* **TESTO DA STUDIARE**:
▼
Presentiamo “Giorgio Caproni – Registri di classe” di Nina Quarenghi ad Arenzano (GE)

È arrivato il momento della terza tappa della rassegna “Asimmetrie” che stiamo organizzando insieme a Unitre Arenzano Cogoleto: sabato 16 marzo alle ore 16, nella bellissima cornice di Villa Mina ad Arenzano (GE) è la volta di “Giorgio Caproni – Registri di classe” a cura di Nina Quarenghi, uscito per Garzanti nel 2023.

Forse non tutti sanno che Giorgio Caproni, il celebre poeta, è stato maestro di scuola e aveva insegnato anche alle elementari di Terralba, ad Arenzano. Ma soprattutto, aveva un metodo di insegnamento considerato rivoluzionario per gli anni ’30: aperto, giocoso, faceva partecipare attivamente i suoi allievi per farli imparare divertendo. Insomma, l’insegnante ideale per appassionare i bambini fin da piccoli.

Come abbiamo già scritto in passato, abbiamo voluto intitolare questa rassegna letteraria “Asimmetrie”, perché racconteremo storie che in qualche modo parlano della “rottura” di schemi ed equilibri della società, nel bene e nel male. In questo caso nel bene, visti i metodi innovativi e inusuali per l’epoca del Caproni insegnante: è anche per questo che, per questa specifica presentazione, abbiamo scelto il motto “insegnare & imparare“: perché chi insegna impara anche, e chi impara ha anche tanto da insegnare.
▲
* **ESTRATTO DI DATI**:
▼
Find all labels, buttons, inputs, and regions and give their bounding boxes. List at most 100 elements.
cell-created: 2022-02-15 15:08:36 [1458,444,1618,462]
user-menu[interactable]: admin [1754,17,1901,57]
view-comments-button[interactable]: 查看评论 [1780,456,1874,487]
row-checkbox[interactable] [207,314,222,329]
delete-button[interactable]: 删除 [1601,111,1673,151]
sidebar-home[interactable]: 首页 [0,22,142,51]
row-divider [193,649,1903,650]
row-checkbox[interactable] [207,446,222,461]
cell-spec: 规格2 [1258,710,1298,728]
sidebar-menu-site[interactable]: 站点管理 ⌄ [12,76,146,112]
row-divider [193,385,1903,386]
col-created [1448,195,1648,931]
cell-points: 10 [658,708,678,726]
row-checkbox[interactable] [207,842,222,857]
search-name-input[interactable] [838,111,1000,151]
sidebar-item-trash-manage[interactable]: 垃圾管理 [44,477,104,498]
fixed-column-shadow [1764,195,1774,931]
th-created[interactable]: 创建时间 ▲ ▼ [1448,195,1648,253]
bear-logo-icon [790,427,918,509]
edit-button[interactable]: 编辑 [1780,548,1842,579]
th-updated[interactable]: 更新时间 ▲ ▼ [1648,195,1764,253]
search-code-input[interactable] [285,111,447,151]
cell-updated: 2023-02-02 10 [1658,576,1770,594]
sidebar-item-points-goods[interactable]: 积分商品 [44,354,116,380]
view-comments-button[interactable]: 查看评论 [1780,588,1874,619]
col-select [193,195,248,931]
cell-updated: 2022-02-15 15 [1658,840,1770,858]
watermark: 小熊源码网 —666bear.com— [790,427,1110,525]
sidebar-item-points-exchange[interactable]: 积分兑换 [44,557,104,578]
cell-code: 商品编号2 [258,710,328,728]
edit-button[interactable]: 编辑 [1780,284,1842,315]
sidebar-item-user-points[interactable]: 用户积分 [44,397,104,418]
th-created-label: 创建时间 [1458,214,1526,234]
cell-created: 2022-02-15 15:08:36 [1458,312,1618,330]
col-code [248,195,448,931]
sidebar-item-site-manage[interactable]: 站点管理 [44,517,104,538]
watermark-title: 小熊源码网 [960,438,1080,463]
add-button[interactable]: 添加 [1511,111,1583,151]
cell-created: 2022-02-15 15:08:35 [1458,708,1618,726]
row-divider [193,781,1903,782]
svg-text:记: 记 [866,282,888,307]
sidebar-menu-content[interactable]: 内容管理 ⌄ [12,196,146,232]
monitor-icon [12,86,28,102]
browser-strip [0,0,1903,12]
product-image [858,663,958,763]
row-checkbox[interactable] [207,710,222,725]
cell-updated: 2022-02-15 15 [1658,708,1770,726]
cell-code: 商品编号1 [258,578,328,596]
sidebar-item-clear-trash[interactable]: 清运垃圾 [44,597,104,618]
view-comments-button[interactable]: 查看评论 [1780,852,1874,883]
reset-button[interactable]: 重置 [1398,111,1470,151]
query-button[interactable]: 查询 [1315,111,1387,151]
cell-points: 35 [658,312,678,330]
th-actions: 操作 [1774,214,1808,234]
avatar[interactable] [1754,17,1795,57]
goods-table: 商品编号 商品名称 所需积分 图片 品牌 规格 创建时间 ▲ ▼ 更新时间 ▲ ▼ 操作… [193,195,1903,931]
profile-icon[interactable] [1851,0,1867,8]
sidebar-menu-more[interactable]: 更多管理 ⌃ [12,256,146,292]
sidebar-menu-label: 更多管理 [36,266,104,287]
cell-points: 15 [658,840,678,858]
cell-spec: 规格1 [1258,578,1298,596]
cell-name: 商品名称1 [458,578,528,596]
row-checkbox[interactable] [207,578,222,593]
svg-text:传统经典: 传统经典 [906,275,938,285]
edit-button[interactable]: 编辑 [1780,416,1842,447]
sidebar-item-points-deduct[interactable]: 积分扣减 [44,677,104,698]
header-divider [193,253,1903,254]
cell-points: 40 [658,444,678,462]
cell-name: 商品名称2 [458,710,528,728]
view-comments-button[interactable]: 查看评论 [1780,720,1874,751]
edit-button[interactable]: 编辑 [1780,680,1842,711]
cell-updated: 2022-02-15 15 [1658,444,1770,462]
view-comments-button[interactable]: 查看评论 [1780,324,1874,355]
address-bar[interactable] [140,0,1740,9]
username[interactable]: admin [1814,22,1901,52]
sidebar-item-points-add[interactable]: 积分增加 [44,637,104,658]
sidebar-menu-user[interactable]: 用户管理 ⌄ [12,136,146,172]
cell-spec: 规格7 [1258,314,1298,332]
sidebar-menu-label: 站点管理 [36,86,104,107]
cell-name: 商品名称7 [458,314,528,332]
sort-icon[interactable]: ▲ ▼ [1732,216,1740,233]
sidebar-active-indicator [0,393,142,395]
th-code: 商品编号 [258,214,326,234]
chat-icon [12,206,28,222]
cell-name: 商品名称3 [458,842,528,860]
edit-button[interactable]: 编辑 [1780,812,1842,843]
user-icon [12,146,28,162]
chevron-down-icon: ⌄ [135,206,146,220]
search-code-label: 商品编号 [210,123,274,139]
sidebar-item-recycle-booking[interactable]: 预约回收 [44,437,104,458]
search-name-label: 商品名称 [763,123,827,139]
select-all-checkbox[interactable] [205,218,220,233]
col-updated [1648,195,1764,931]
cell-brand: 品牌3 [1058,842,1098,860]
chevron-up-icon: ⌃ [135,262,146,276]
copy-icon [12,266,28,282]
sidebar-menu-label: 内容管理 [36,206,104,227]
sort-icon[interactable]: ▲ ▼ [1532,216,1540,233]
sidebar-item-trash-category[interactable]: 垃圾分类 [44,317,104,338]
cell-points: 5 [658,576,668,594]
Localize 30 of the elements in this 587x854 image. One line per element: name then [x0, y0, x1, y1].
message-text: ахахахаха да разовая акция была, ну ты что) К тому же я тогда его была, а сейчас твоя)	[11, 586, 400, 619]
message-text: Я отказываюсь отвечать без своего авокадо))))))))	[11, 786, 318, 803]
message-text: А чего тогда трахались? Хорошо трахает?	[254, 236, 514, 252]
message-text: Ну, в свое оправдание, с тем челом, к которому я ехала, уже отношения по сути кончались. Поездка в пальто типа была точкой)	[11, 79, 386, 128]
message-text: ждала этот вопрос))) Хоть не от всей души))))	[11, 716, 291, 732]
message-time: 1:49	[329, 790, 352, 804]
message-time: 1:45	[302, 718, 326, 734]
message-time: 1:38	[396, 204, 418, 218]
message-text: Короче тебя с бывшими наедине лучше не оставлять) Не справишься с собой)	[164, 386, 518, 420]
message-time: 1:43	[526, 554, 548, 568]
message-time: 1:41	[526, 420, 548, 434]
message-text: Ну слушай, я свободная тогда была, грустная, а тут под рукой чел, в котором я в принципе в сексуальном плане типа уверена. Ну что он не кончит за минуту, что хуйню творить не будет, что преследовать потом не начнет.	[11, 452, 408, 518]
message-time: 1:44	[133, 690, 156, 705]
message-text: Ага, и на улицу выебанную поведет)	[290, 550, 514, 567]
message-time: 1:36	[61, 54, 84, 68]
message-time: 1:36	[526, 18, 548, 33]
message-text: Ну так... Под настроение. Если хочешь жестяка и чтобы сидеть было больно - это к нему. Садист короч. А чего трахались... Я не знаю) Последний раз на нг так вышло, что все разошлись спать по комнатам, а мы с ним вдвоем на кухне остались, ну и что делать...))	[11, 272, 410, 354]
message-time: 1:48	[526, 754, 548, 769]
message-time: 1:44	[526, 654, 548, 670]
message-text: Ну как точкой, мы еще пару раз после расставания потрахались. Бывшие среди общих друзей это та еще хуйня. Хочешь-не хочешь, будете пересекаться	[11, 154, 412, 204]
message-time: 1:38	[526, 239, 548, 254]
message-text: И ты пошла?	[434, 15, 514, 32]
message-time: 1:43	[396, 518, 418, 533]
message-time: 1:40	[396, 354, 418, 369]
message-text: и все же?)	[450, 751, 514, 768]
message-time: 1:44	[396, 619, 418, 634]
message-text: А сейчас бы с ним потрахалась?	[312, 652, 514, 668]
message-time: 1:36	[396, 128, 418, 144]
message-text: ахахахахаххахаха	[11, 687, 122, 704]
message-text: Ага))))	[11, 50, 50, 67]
▲
* **COSA FARE**:
Riprendi il testo sulla presentazione di “Giorgio Caproni – Registri di classe” ad Arenzano e proseguilo dopo l'ultima frase. Il materiale non serve per svolgere il compito.

* **RISPOSTA**:
Insieme alla curatrice del libro interverremo noi di Tre Buoni Motivi per Leggere (Valentina Bocchino e Simone Farello) e Fabia Binci di Unitre Arenzano Cogoleto.

La cittadinanza è invitata, ingresso gratuito.

Il libro

Dalla quarta di copertina: 

«La scuola “logora”. Arrivo a casa sfinito. Ma con tutto questo, amo la scuola, e chissà se saprei abbandonarla davvero, come tante volte mi sono proposto di fare.» Così scriveva Giorgio Caproni nel registro di classe del 1962-63. Aveva cinquant’anni e da quasi trenta entrava in classe ogni mattina portando con sé il sogno di «una scuola né pedante né pesante, ma allegra e piena di scoperte». Fare il maestro elementare non rappresentò mai un ripiego: al contrario, fu un mestiere profondamente amato, esercitato con umiltà, dedizione, energia e inventiva. Sensibile, affettuoso, paziente, attento soprattutto agli allievi più disagiati e fragili, Caproni incantava i suoi ragazzi, facendone i protagonisti delle lezioni.

Nina Quarenghi ha trascritto e raccolto in questo volume i registri compilati con cura dal poeta nella sua lunga carriera di insegnante, dapprima in Val Trebbia e ad Arenzano (1935-37), poi a Roma (1938-73). Scorrendone le pagine si resta stupiti per la varietà delle proposte didattiche spesso innovative, per la finezza con cui viene tratteggiato il profilo degli alunni, per i numerosi riferimenti alle trasformazioni sociali e culturali del paese. Rimasti a lungo inediti e pubblicati ora per la prima volta integralmente, i Registri di classe offrono un ritratto inatteso e sorprendente di uno dei più grandi poeti del Novecento, che tra i banchi di scuola come nei propri versi ha sempre cercato la verità dell’uomo.